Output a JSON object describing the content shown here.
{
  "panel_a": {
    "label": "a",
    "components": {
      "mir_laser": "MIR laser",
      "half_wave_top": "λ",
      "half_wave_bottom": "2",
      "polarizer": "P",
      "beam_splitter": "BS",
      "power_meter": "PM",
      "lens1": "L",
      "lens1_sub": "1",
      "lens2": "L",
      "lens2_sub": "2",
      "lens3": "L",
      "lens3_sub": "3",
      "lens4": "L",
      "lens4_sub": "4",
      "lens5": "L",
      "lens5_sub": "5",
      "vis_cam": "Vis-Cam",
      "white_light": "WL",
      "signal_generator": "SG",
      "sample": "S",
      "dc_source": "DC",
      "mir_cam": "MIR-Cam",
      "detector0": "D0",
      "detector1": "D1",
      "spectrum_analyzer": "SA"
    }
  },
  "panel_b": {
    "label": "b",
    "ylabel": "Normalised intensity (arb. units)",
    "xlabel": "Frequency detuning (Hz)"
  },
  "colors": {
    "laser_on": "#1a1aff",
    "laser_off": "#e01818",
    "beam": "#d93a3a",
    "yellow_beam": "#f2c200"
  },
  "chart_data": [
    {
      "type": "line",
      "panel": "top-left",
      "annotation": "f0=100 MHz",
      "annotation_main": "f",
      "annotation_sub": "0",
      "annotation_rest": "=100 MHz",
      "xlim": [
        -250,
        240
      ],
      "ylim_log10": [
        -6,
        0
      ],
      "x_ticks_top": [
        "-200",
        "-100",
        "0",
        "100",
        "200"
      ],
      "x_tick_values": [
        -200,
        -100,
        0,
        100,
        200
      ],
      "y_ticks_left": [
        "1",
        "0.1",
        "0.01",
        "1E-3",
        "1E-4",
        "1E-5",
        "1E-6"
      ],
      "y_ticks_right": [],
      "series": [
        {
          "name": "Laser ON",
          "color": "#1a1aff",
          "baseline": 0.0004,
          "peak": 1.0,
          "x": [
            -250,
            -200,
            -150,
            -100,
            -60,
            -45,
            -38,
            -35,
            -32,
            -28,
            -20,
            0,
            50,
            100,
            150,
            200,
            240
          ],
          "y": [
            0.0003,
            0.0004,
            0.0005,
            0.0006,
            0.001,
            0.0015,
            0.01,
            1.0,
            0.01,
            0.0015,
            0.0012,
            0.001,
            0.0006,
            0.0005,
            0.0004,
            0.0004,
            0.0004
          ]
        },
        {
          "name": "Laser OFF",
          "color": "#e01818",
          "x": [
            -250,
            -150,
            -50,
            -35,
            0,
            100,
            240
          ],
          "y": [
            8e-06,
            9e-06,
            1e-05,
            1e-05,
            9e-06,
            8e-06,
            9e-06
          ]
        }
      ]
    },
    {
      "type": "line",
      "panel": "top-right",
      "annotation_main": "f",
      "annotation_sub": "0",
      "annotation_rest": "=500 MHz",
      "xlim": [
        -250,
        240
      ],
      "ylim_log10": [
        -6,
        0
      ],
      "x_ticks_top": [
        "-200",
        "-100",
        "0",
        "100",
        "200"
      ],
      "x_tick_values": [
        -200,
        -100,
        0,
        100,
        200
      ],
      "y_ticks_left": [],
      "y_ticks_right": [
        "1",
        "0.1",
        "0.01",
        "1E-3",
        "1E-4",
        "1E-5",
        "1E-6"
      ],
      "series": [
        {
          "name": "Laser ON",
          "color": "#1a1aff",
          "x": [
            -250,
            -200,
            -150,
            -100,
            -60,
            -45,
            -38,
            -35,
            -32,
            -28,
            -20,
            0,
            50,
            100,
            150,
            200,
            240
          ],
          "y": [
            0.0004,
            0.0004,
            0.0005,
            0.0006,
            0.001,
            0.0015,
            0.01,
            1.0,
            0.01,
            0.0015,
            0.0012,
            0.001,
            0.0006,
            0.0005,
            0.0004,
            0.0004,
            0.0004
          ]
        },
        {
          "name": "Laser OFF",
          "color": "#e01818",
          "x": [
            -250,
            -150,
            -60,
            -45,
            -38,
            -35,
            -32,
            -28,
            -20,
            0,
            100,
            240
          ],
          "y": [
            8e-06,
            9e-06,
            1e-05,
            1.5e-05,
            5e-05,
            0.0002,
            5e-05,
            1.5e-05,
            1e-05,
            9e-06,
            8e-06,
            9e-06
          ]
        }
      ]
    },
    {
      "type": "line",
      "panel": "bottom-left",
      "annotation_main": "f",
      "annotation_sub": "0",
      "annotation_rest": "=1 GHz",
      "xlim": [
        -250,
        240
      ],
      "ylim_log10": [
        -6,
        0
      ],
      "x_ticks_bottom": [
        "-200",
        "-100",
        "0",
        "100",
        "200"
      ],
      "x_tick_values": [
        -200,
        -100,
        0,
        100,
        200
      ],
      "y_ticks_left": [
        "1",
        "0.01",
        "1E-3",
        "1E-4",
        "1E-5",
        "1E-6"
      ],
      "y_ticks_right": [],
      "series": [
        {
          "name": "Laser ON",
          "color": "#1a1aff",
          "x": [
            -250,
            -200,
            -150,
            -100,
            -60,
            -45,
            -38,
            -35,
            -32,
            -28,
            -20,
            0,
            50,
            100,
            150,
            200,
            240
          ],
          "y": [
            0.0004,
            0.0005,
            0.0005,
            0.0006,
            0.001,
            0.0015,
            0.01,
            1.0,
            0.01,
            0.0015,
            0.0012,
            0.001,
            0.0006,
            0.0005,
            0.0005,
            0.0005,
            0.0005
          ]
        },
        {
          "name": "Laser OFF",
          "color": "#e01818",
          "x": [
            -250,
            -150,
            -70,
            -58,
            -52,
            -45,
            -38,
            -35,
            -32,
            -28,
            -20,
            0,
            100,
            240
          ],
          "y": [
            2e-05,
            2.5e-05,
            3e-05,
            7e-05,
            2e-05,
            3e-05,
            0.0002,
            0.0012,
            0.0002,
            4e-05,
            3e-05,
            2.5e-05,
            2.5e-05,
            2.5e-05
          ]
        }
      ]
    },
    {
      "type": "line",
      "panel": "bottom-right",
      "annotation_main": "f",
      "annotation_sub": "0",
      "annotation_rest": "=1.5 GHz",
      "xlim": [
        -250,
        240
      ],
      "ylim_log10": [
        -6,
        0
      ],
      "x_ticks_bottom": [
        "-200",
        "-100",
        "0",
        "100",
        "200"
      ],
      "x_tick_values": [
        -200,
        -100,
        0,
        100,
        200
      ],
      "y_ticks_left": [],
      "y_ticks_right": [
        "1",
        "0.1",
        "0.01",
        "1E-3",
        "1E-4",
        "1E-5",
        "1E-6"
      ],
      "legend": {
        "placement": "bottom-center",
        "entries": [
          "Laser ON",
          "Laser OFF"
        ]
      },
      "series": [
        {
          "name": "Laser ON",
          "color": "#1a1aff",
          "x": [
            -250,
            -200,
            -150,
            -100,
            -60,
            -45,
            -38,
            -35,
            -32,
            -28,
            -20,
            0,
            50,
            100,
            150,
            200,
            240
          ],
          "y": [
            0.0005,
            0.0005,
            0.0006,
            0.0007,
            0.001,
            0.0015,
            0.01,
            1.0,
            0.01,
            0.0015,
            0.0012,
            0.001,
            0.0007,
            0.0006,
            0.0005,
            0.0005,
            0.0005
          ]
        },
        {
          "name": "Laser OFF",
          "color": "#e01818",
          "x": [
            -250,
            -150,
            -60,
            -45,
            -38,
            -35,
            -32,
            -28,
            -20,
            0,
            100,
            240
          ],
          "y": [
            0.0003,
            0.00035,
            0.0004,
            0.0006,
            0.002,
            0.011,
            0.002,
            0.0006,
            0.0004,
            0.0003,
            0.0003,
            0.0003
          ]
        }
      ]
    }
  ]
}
────────────────
Problem to solve: Each line above must be printed exactly as it appears.

Result of this task:
Output a JSON object describing the content shown here.
{
  "panel_a": {
    "label": "a",
    "components": {
      "mir_laser": "MIR laser",
      "half_wave_top": "λ",
      "half_wave_bottom": "2",
      "polarizer": "P",
      "beam_splitter": "BS",
      "power_meter": "PM",
      "lens1": "L",
      "lens1_sub": "1",
      "lens2": "L",
      "lens2_sub": "2",
      "lens3": "L",
      "lens3_sub": "3",
      "lens4": "L",
      "lens4_sub": "4",
      "lens5": "L",
      "lens5_sub": "5",
      "vis_cam": "Vis-Cam",
      "white_light": "WL",
      "signal_generator": "SG",
      "sample": "S",
      "dc_source": "DC",
      "mir_cam": "MIR-Cam",
      "detector0": "D0",
      "detector1": "D1",
      "spectrum_analyzer": "SA"
    }
  },
  "panel_b": {
    "label": "b",
    "ylabel": "Normalised intensity (arb. units)",
    "xlabel": "Frequency detuning (Hz)"
  },
  "colors": {
    "laser_on": "#1a1aff",
    "laser_off": "#e01818",
    "beam": "#d93a3a",
    "yellow_beam": "#f2c200"
  },
  "chart_data": [
    {
      "type": "line",
      "panel": "top-left",
      "annotation": "f0=100 MHz",
      "annotation_main": "f",
      "annotation_sub": "0",
      "annotation_rest": "=100 MHz",
      "xlim": [
        -250,
        240
      ],
      "ylim_log10": [
        -6,
        0
      ],
      "x_ticks_top": [
        "-200",
        "-100",
        "0",
        "100",
        "200"
      ],
      "x_tick_values": [
        -200,
        -100,
        0,
        100,
        200
      ],
      "y_ticks_left": [
        "1",
        "0.1",
        "0.01",
        "1E-3",
        "1E-4",
        "1E-5",
        "1E-6"
      ],
      "y_ticks_right": [],
      "series": [
        {
          "name": "Laser ON",
          "color": "#1a1aff",
          "baseline": 0.0004,
          "peak": 1.0,
          "x": [
            -250,
            -200,
            -150,
            -100,
            -60,
            -45,
            -38,
            -35,
            -32,
            -28,
            -20,
            0,
            50,
            100,
            150,
            200,
            240
          ],
          "y": [
            0.0003,
            0.0004,
            0.0005,
            0.0006,
            0.001,
            0.0015,
            0.01,
            1.0,
            0.01,
            0.0015,
            0.0012,
            0.001,
            0.0006,
            0.0005,
            0.0004,
            0.0004,
            0.0004
          ]
        },
        {
          "name": "Laser OFF",
          "color": "#e01818",
          "x": [
            -250,
            -150,
            -50,
            -35,
            0,
            100,
            240
          ],
          "y": [
            8e-06,
            9e-06,
            1e-05,
            1e-05,
            9e-06,
            8e-06,
            9e-06
          ]
        }
      ]
    },
    {
      "type": "line",
      "panel": "top-right",
      "annotation_main": "f",
      "annotation_sub": "0",
      "annotation_rest": "=500 MHz",
      "xlim": [
        -250,
        240
      ],
      "ylim_log10": [
        -6,
        0
      ],
      "x_ticks_top": [
        "-200",
        "-100",
        "0",
        "100",
        "200"
      ],
      "x_tick_values": [
        -200,
        -100,
        0,
        100,
        200
      ],
      "y_ticks_left": [],
      "y_ticks_right": [
        "1",
        "0.1",
        "0.01",
        "1E-3",
        "1E-4",
        "1E-5",
        "1E-6"
      ],
      "series": [
        {
          "name": "Laser ON",
          "color": "#1a1aff",
          "x": [
            -250,
            -200,
            -150,
            -100,
            -60,
            -45,
            -38,
            -35,
            -32,
            -28,
            -20,
            0,
            50,
            100,
            150,
            200,
            240
          ],
          "y": [
            0.0004,
            0.0004,
            0.0005,
            0.0006,
            0.001,
            0.0015,
            0.01,
            1.0,
            0.01,
            0.0015,
            0.0012,
            0.001,
            0.0006,
            0.0005,
            0.0004,
            0.0004,
            0.0004
          ]
        },
        {
          "name": "Laser OFF",
          "color": "#e01818",
          "x": [
            -250,
            -150,
            -60,
            -45,
            -38,
            -35,
            -32,
            -28,
            -20,
            0,
            100,
            240
          ],
          "y": [
            8e-06,
            9e-06,
            1e-05,
            1.5e-05,
            5e-05,
            0.0002,
            5e-05,
            1.5e-05,
            1e-05,
            9e-06,
            8e-06,
            9e-06
          ]
        }
      ]
    },
    {
      "type": "line",
      "panel": "bottom-left",
      "annotation_main": "f",
      "annotation_sub": "0",
      "annotation_rest": "=1 GHz",
      "xlim": [
        -250,
        240
      ],
      "ylim_log10": [
        -6,
        0
      ],
      "x_ticks_bottom": [
        "-200",
        "-100",
        "0",
        "100",
        "200"
      ],
      "x_tick_values": [
        -200,
        -100,
        0,
        100,
        200
      ],
      "y_ticks_left": [
        "1",
        "0.01",
        "1E-3",
        "1E-4",
        "1E-5",
        "1E-6"
      ],
      "y_ticks_right": [],
      "series": [
        {
          "name": "Laser ON",
          "color": "#1a1aff",
          "x": [
            -250,
            -200,
            -150,
            -100,
            -60,
            -45,
            -38,
            -35,
            -32,
            -28,
            -20,
            0,
            50,
            100,
            150,
            200,
            240
          ],
          "y": [
            0.0004,
            0.0005,
            0.0005,
            0.0006,
            0.001,
            0.0015,
            0.01,
            1.0,
            0.01,
            0.0015,
            0.0012,
            0.001,
            0.0006,
            0.0005,
            0.0005,
            0.0005,
            0.0005
          ]
        },
        {
          "name": "Laser OFF",
          "color": "#e01818",
          "x": [
            -250,
            -150,
            -70,
            -58,
            -52,
            -45,
            -38,
            -35,
            -32,
            -28,
            -20,
            0,
            100,
            240
          ],
          "y": [
            2e-05,
            2.5e-05,
            3e-05,
            7e-05,
            2e-05,
            3e-05,
            0.0002,
            0.0012,
            0.0002,
            4e-05,
            3e-05,
            2.5e-05,
            2.5e-05,
            2.5e-05
          ]
        }
      ]
    },
    {
      "type": "line",
      "panel": "bottom-right",
      "annotation_main": "f",
      "annotation_sub": "0",
      "annotation_rest": "=1.5 GHz",
      "xlim": [
        -250,
        240
      ],
      "ylim_log10": [
        -6,
        0
      ],
      "x_ticks_bottom": [
        "-200",
        "-100",
        "0",
        "100",
        "200"
      ],
      "x_tick_values": [
        -200,
        -100,
        0,
        100,
        200
      ],
      "y_ticks_left": [],
      "y_ticks_right": [
        "1",
        "0.1",
        "0.01",
        "1E-3",
        "1E-4",
        "1E-5",
        "1E-6"
      ],
      "legend": {
        "placement": "bottom-center",
        "entries": [
          "Laser ON",
          "Laser OFF"
        ]
      },
      "series": [
        {
          "name": "Laser ON",
          "color": "#1a1aff",
          "x": [
            -250,
            -200,
            -150,
            -100,
            -60,
            -45,
            -38,
            -35,
            -32,
            -28,
            -20,
            0,
            50,
            100,
            150,
            200,
            240
          ],
          "y": [
            0.0005,
            0.0005,
            0.0006,
            0.0007,
            0.001,
            0.0015,
            0.01,
            1.0,
            0.01,
            0.0015,
            0.0012,
            0.001,
            0.0007,
            0.0006,
            0.0005,
            0.0005,
            0.0005
          ]
        },
        {
          "name": "Laser OFF",
          "color": "#e01818",
          "x": [
            -250,
            -150,
            -60,
            -45,
            -38,
            -35,
            -32,
            -28,
            -20,
            0,
            100,
            240
          ],
          "y": [
            0.0003,
            0.00035,
            0.0004,
            0.0006,
            0.002,
            0.011,
            0.002,
            0.0006,
            0.0004,
            0.0003,
            0.0003,
            0.0003
          ]
        }
      ]
    }
  ]
}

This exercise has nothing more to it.